WRITTEN PROBLEM
Reproduce every entry below precisely; do not include the pictures.

DATA PROVIDED
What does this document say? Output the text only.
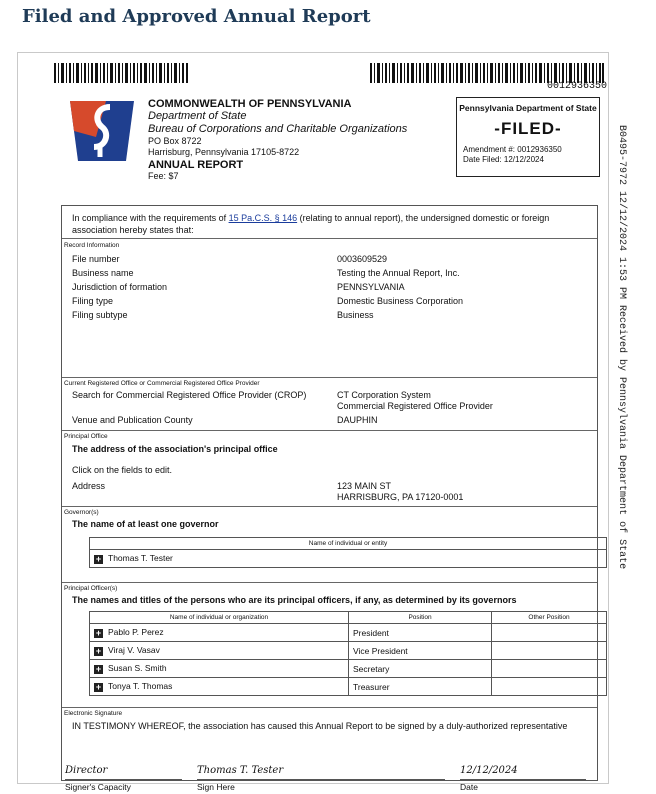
Filed and Approved Annual Report
0012936350
COMMONWEALTH OF PENNSYLVANIA
Department of State
Bureau of Corporations and Charitable Organizations
PO Box 8722
Harrisburg, Pennsylvania 17105-8722
ANNUAL REPORT
Fee: $7
Pennsylvania Department of State
-FILED-
Amendment #: 0012936350
Date Filed: 12/12/2024	B0495-7972 12/12/2024 1:53 PM Received by Pennsylvania Department of State
In compliance with the requirements of 15 Pa.C.S. § 146 (relating to annual report), the undersigned domestic or foreign association hereby states that:
Record Information
File number	0003609529
Business name	Testing the Annual Report, Inc.
Jurisdiction of formation	PENNSYLVANIA
Filing type	Domestic Business Corporation
Filing subtype	Business
Current Registered Office or Commercial Registered Office Provider
Search for Commercial Registered Office Provider (CROP)	CT Corporation System
Commercial Registered Office Provider
Venue and Publication County	DAUPHIN
Principal Office
The address of the association's principal office
Click on the fields to edit.
Address	123 MAIN ST
HARRISBURG, PA 17120-0001
Governor(s)
The name of at least one governor
Name of individual or entity
+ Thomas T. Tester
Principal Officer(s)
The names and titles of the persons who are its principal officers, if any, as determined by its governors
Name of individual or organization	Position	Other Position
+ Pablo P. Perez	President	
+ Viraj V. Vasav	Vice President	
+ Susan S. Smith	Secretary	
+ Tonya T. Thomas	Treasurer	
Electronic Signature
IN TESTIMONY WHEREOF, the association has caused this Annual Report to be signed by a duly-authorized representative
Director	Thomas T. Tester	12/12/2024
Signer's Capacity	Sign Here	Date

RESULT FOR THIS TASK
What does this document say? Output the text only.
Filed and Approved Annual Report
0012936350
COMMONWEALTH OF PENNSYLVANIA
Department of State
Bureau of Corporations and Charitable Organizations
PO Box 8722
Harrisburg, Pennsylvania 17105-8722
ANNUAL REPORT
Fee: $7
Pennsylvania Department of State
-FILED-
Amendment #: 0012936350
Date Filed: 12/12/2024	B0495-7972 12/12/2024 1:53 PM Received by Pennsylvania Department of State
In compliance with the requirements of 15 Pa.C.S. § 146 (relating to annual report), the undersigned domestic or foreign association hereby states that:
Record Information
File number	0003609529
Business name	Testing the Annual Report, Inc.
Jurisdiction of formation	PENNSYLVANIA
Filing type	Domestic Business Corporation
Filing subtype	Business
Current Registered Office or Commercial Registered Office Provider
Search for Commercial Registered Office Provider (CROP)	CT Corporation System
Commercial Registered Office Provider
Venue and Publication County	DAUPHIN
Principal Office
The address of the association's principal office
Click on the fields to edit.
Address	123 MAIN ST
HARRISBURG, PA 17120-0001
Governor(s)
The name of at least one governor
Name of individual or entity
+ Thomas T. Tester
Principal Officer(s)
The names and titles of the persons who are its principal officers, if any, as determined by its governors
Name of individual or organization	Position	Other Position
+ Pablo P. Perez	President	
+ Viraj V. Vasav	Vice President	
+ Susan S. Smith	Secretary	
+ Tonya T. Thomas	Treasurer	
Electronic Signature
IN TESTIMONY WHEREOF, the association has caused this Annual Report to be signed by a duly-authorized representative
Director	Thomas T. Tester	12/12/2024
Signer's Capacity	Sign Here	Date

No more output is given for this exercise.